[start of MATERIAL PROVIDED]
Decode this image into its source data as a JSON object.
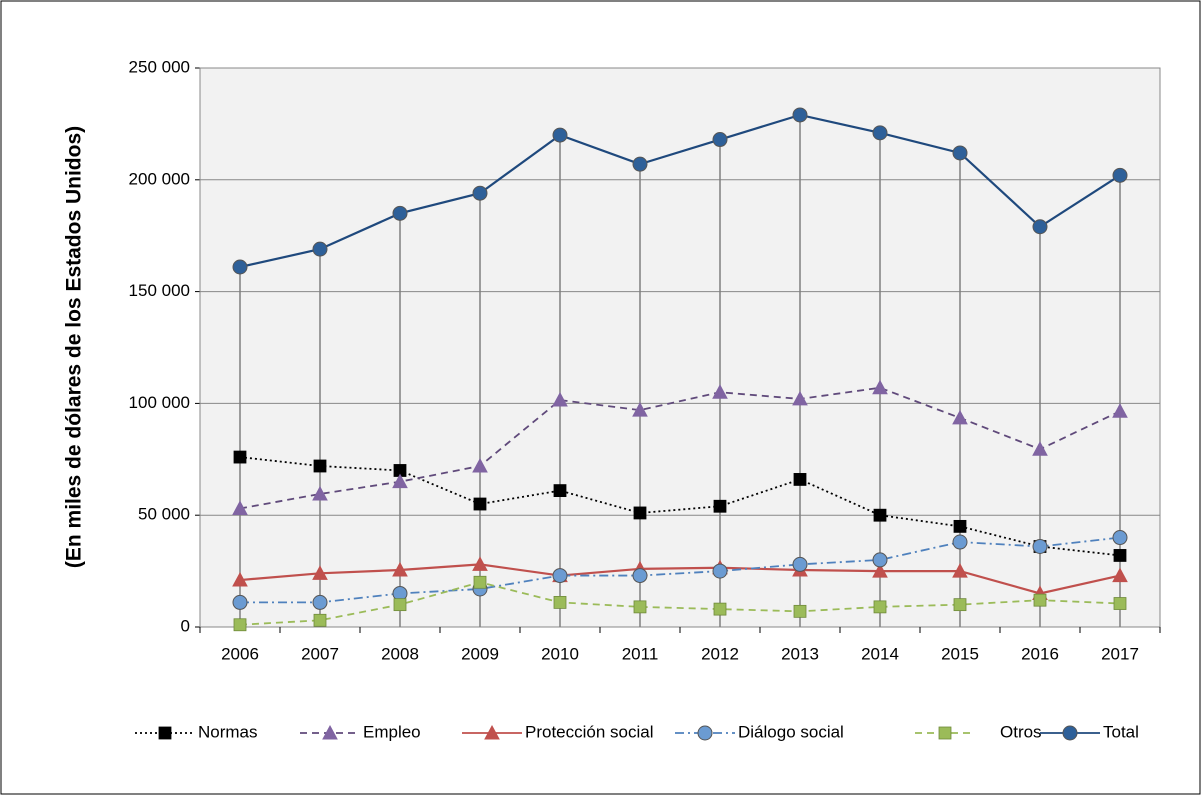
{
  "chart_data": {
    "type": "line",
    "y_label": "(En miles de dólares de los Estados Unidos)",
    "categories": [
      "2006",
      "2007",
      "2008",
      "2009",
      "2010",
      "2011",
      "2012",
      "2013",
      "2014",
      "2015",
      "2016",
      "2017"
    ],
    "series": [
      {
        "name": "Normas",
        "color": "#000000",
        "marker": "square",
        "marker_color": "#000000",
        "line_style": "dotted",
        "values": [
          76000,
          72000,
          70000,
          55000,
          61000,
          51000,
          54000,
          66000,
          50000,
          45000,
          36000,
          32000
        ]
      },
      {
        "name": "Empleo",
        "color": "#604a7b",
        "marker": "triangle",
        "marker_color": "#8064a2",
        "line_style": "dashed",
        "values": [
          53000,
          59500,
          65000,
          72000,
          101500,
          97000,
          105000,
          102000,
          107000,
          93500,
          79500,
          96500
        ]
      },
      {
        "name": "Protección social",
        "color": "#c0504d",
        "marker": "triangle",
        "marker_color": "#c0504d",
        "line_style": "solid",
        "values": [
          21000,
          24000,
          25500,
          28000,
          23000,
          26000,
          26500,
          25500,
          25000,
          25000,
          15000,
          23000
        ]
      },
      {
        "name": "Diálogo social",
        "color": "#4f81bd",
        "marker": "circle",
        "marker_color": "#6b9bd2",
        "line_style": "dashdot",
        "values": [
          11000,
          11000,
          15000,
          17000,
          23000,
          23000,
          25000,
          28000,
          30000,
          38000,
          36000,
          40000
        ]
      },
      {
        "name": "Otros",
        "color": "#9bbb59",
        "marker": "square",
        "marker_color": "#9bbb59",
        "line_style": "dashed",
        "values": [
          1000,
          3000,
          10000,
          20000,
          11000,
          9000,
          8000,
          7000,
          9000,
          10000,
          12000,
          10500
        ]
      },
      {
        "name": "Total",
        "color": "#1f497d",
        "marker": "circle",
        "marker_color": "#2e6099",
        "line_style": "solid",
        "values": [
          161000,
          169000,
          185000,
          194000,
          220000,
          207000,
          218000,
          229000,
          221000,
          212000,
          179000,
          202000
        ]
      }
    ],
    "drop_lines": true,
    "ylim": [
      0,
      250000
    ],
    "yticks": [
      0,
      {
        "value": 50000,
        "label": "50 000"
      },
      {
        "value": 100000,
        "label": "100 000"
      },
      {
        "value": 150000,
        "label": "150 000"
      },
      {
        "value": 200000,
        "label": "200 000"
      },
      {
        "value": 250000,
        "label": "250 000"
      }
    ],
    "grid": true,
    "legend": "bottom"
  }
}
[end of MATERIAL PROVIDED]
BRIEF: Copy every line of the listing that contains the word "social".

TASK OUTPUT:
        "name": "Protección social",
        "name": "Diálogo social",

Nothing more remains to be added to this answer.